Records supplied:
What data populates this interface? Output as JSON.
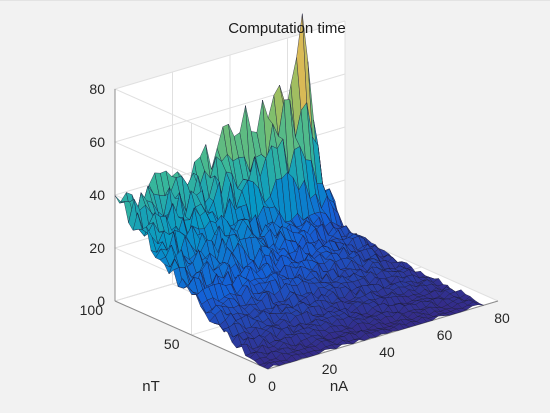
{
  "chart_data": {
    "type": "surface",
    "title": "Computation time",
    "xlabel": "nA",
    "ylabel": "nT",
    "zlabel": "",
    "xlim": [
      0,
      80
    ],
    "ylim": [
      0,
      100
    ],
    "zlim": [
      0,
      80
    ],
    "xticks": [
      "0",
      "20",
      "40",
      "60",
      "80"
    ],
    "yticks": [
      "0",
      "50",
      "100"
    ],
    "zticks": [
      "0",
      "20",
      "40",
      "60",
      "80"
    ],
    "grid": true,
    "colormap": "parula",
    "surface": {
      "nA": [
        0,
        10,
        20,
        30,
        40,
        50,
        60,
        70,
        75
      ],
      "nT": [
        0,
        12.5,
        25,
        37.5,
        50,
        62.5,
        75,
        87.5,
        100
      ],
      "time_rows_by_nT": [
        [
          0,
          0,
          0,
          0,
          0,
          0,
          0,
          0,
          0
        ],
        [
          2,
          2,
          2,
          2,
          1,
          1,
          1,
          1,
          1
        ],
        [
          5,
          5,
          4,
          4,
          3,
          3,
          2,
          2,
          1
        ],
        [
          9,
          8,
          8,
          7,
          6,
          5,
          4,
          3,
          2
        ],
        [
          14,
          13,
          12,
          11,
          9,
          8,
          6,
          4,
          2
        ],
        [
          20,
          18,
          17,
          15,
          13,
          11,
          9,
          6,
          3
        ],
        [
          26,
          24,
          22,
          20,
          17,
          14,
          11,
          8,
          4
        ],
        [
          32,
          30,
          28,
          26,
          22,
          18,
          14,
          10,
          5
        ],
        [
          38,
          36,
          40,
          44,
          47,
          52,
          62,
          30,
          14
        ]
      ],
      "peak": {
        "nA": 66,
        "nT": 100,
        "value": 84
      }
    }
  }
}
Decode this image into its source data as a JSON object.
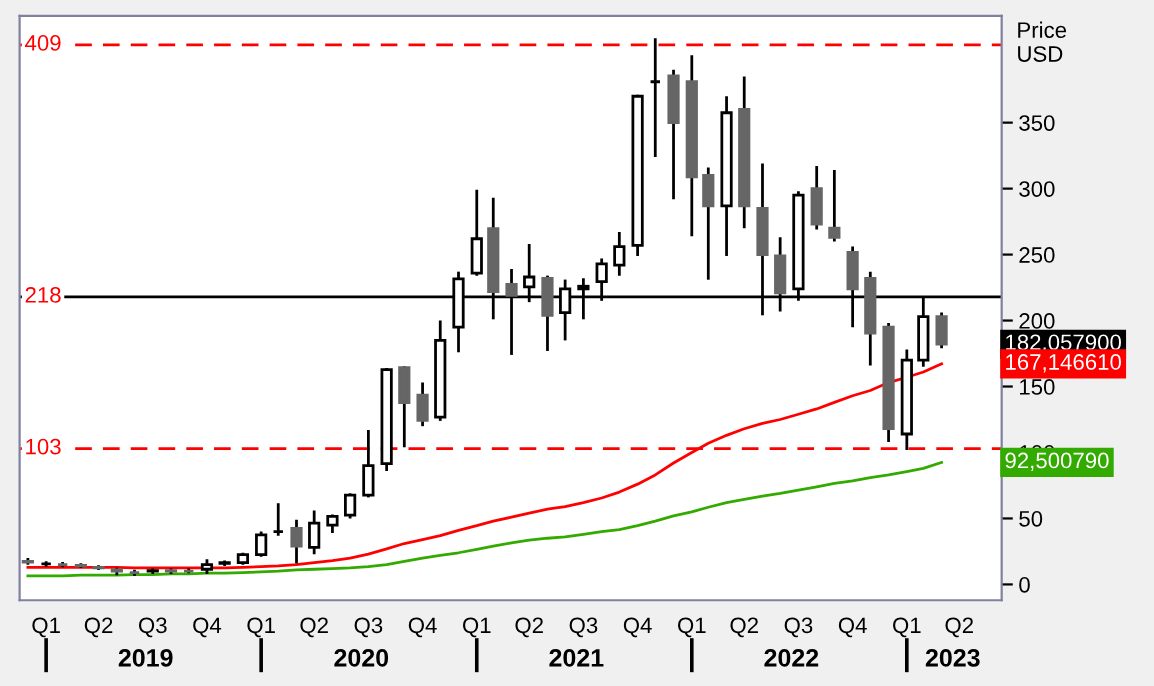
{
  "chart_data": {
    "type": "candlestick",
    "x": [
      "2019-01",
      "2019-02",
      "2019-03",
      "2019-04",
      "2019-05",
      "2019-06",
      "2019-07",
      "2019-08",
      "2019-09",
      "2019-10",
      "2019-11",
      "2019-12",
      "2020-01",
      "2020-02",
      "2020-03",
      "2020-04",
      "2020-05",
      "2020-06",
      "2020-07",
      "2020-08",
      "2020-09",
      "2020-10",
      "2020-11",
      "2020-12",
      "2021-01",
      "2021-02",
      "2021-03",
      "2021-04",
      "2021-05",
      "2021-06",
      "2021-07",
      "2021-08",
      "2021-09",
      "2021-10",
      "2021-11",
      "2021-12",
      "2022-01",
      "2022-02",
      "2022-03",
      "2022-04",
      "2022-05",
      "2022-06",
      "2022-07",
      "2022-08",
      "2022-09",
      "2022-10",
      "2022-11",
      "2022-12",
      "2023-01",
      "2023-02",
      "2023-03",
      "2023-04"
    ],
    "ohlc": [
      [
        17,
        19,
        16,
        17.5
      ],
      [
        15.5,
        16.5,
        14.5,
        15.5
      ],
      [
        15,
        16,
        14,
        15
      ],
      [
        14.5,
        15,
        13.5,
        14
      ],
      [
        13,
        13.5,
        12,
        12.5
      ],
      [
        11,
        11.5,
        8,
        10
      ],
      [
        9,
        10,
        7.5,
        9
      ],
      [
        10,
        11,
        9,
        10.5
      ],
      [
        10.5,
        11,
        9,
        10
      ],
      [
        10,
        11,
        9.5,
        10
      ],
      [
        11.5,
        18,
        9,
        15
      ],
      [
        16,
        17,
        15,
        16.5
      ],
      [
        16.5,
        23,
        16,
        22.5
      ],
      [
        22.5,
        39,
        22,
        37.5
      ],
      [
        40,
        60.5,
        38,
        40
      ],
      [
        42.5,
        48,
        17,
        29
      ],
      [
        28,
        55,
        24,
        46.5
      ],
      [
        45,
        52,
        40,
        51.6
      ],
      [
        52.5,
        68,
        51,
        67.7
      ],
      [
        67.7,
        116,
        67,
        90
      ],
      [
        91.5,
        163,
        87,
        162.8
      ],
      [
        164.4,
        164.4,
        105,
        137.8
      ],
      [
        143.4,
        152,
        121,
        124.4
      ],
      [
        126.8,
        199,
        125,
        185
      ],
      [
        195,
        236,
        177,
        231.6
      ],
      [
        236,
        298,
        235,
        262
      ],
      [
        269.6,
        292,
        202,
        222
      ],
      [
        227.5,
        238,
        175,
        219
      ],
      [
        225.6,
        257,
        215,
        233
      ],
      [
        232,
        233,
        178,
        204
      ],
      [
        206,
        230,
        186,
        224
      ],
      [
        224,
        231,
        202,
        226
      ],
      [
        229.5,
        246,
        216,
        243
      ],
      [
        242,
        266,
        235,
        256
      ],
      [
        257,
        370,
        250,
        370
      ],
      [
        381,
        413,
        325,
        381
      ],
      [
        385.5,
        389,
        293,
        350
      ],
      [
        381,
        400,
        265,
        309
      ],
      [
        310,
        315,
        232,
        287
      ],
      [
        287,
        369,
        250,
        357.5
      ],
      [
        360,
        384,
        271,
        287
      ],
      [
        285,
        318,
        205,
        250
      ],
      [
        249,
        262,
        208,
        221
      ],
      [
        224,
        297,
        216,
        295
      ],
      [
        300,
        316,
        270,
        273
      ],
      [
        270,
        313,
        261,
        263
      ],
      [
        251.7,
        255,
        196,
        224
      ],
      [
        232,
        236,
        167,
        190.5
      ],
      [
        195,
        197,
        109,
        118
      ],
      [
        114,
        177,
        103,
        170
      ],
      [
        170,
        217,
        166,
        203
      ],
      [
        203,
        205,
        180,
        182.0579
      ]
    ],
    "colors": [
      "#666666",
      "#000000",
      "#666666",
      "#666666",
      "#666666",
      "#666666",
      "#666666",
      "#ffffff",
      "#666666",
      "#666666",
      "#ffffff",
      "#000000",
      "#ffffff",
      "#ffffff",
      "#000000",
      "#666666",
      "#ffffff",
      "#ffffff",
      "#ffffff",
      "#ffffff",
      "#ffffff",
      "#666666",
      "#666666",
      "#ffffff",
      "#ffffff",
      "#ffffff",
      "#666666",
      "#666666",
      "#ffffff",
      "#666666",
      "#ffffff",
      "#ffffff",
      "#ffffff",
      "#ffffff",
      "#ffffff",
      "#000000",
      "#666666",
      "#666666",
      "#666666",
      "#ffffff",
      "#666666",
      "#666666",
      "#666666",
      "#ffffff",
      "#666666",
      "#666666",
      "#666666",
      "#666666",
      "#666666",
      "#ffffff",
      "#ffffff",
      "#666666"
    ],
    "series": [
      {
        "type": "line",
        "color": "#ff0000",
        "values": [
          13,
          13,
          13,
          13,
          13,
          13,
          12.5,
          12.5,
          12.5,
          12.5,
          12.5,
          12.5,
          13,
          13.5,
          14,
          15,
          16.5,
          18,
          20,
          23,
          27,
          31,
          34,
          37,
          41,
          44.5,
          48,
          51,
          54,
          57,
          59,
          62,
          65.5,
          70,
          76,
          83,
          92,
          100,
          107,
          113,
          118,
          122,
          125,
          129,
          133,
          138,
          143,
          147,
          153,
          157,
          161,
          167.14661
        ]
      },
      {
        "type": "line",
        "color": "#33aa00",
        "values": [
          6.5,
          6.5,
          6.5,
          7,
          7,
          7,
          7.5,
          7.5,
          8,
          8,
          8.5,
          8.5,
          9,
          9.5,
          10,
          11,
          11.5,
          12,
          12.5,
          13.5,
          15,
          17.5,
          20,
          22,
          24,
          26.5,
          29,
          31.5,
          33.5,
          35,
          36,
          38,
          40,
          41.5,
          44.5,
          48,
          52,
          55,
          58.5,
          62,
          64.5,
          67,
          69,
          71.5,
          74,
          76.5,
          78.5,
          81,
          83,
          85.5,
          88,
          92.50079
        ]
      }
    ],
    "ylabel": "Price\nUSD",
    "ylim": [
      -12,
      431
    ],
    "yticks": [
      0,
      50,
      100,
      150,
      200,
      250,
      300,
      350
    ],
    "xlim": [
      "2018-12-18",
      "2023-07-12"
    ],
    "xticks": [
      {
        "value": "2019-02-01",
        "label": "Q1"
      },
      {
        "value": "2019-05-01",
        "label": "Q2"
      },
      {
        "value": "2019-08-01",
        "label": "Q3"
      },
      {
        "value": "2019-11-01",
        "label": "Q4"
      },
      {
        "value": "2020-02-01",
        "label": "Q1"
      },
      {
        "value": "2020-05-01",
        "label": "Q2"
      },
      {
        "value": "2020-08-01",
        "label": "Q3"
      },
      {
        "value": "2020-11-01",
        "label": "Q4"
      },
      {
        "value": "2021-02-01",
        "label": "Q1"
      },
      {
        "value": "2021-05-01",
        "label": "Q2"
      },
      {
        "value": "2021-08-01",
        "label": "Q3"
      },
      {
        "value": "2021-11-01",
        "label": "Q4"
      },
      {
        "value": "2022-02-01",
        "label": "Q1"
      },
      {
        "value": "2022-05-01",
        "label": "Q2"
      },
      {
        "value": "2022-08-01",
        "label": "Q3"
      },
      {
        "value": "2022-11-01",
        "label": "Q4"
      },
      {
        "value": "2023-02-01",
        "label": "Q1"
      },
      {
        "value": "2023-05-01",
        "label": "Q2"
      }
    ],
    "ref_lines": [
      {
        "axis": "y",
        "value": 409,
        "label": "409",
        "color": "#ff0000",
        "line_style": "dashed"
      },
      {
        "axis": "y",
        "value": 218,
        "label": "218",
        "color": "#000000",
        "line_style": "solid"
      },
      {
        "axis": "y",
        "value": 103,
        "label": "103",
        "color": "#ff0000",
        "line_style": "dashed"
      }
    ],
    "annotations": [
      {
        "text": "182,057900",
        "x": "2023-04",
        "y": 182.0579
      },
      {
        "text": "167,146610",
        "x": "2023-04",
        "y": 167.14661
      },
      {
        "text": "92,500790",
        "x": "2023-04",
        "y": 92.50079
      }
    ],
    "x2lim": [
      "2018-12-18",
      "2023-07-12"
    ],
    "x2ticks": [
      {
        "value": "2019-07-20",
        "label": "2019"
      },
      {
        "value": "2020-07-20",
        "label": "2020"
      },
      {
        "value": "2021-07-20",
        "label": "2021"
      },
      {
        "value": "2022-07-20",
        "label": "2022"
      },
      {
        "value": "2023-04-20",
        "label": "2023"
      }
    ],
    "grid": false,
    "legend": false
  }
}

Instructions to follow: Show every line from the entries above in which the word "this" appears.

Written solution:
What data populates this interface? Output as JSON.
Decode this image into its source data as a JSON object.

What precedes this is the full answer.